- **STATED GOAL**
Reproduce the listing below verbatim, from its first line down to the line containing "stat row: contracts: - 11%", with both of those lines included.

- **RECORD EXCERPTS**
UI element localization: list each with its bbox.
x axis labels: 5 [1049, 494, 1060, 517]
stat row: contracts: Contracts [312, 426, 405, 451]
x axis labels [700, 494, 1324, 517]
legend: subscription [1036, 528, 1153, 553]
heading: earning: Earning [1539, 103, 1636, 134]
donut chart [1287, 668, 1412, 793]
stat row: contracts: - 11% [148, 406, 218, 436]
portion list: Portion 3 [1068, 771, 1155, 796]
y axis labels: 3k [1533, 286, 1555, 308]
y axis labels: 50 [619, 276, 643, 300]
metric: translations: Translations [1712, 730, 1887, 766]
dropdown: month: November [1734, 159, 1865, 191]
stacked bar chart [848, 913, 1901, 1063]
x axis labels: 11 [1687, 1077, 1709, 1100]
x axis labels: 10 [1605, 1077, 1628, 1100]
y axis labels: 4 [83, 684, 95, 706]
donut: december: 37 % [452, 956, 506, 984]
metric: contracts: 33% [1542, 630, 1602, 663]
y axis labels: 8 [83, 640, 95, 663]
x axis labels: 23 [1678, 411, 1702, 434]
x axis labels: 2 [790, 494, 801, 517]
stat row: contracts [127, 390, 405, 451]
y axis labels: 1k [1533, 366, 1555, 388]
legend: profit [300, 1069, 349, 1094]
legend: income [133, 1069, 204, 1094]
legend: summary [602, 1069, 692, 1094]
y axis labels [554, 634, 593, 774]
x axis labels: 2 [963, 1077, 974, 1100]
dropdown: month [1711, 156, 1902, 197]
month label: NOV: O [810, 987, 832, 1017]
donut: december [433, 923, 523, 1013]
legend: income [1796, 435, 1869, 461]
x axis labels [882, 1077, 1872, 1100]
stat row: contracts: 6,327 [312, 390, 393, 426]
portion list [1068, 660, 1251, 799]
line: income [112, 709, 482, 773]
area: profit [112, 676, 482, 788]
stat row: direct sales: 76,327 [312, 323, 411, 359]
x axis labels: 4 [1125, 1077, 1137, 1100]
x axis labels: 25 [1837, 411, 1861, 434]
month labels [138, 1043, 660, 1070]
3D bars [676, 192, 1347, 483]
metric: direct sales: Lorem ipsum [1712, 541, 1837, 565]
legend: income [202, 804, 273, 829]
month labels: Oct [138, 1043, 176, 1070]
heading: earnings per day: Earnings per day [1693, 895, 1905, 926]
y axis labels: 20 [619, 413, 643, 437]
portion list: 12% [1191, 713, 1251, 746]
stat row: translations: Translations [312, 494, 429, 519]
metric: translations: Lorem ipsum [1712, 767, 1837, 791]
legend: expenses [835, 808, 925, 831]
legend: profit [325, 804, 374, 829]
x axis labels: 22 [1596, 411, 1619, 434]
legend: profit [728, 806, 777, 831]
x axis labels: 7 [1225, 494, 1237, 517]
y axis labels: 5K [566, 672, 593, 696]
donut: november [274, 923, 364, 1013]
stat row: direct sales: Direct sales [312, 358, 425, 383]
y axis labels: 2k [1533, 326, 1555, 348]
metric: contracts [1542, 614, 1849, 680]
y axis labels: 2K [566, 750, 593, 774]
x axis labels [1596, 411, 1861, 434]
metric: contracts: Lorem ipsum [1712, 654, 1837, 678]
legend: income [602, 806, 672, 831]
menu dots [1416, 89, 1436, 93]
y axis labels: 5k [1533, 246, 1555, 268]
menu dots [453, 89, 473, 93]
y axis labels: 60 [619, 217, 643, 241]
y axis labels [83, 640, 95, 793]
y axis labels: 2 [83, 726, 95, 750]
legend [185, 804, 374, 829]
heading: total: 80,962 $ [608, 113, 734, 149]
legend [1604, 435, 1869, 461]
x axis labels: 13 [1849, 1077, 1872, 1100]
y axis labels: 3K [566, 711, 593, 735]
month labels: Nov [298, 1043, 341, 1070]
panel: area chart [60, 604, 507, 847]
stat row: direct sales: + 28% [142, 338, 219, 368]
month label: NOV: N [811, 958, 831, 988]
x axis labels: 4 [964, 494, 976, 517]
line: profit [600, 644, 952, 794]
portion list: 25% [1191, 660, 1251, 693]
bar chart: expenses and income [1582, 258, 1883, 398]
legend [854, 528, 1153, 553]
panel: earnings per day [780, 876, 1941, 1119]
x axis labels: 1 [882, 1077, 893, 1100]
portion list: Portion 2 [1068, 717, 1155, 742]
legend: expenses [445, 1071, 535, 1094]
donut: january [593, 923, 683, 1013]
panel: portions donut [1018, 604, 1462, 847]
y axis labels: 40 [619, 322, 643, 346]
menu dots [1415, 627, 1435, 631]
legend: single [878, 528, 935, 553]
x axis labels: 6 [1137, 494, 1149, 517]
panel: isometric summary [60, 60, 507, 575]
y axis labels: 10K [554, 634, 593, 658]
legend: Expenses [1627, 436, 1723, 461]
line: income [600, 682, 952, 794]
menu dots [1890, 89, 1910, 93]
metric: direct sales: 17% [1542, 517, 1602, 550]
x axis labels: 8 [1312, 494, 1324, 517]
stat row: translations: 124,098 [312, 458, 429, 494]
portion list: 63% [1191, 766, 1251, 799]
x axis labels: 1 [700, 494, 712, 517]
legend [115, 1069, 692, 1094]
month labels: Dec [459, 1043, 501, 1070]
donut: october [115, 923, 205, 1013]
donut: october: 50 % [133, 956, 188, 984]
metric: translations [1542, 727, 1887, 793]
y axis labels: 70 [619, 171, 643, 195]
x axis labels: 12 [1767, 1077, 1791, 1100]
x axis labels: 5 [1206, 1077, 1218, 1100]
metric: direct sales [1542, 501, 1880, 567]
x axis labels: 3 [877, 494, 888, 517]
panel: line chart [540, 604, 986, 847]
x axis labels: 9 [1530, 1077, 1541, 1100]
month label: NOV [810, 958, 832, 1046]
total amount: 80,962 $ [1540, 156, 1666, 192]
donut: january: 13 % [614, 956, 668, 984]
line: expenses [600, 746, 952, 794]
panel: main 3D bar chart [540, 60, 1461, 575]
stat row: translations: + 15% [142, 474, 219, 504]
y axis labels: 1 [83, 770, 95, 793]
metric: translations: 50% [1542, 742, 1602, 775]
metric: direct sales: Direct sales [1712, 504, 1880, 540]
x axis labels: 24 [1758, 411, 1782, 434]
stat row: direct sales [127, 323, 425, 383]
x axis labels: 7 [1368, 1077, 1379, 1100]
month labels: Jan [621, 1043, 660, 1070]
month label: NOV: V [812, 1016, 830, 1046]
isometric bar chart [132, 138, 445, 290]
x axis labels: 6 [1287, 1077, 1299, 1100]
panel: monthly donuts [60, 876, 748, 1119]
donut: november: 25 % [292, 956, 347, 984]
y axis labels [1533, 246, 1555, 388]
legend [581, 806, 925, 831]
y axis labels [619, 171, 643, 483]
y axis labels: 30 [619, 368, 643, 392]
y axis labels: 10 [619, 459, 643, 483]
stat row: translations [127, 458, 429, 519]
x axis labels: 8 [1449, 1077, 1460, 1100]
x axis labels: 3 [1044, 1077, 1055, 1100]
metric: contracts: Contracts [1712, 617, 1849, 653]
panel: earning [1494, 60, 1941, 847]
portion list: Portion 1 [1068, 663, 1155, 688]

- **EXERCISE ANSWER**
UI element localization: list each with its bbox.
x axis labels: 5 [1049, 494, 1060, 517]
stat row: contracts: Contracts [312, 426, 405, 451]
x axis labels [700, 494, 1324, 517]
legend: subscription [1036, 528, 1153, 553]
heading: earning: Earning [1539, 103, 1636, 134]
donut chart [1287, 668, 1412, 793]
stat row: contracts: - 11% [148, 406, 218, 436]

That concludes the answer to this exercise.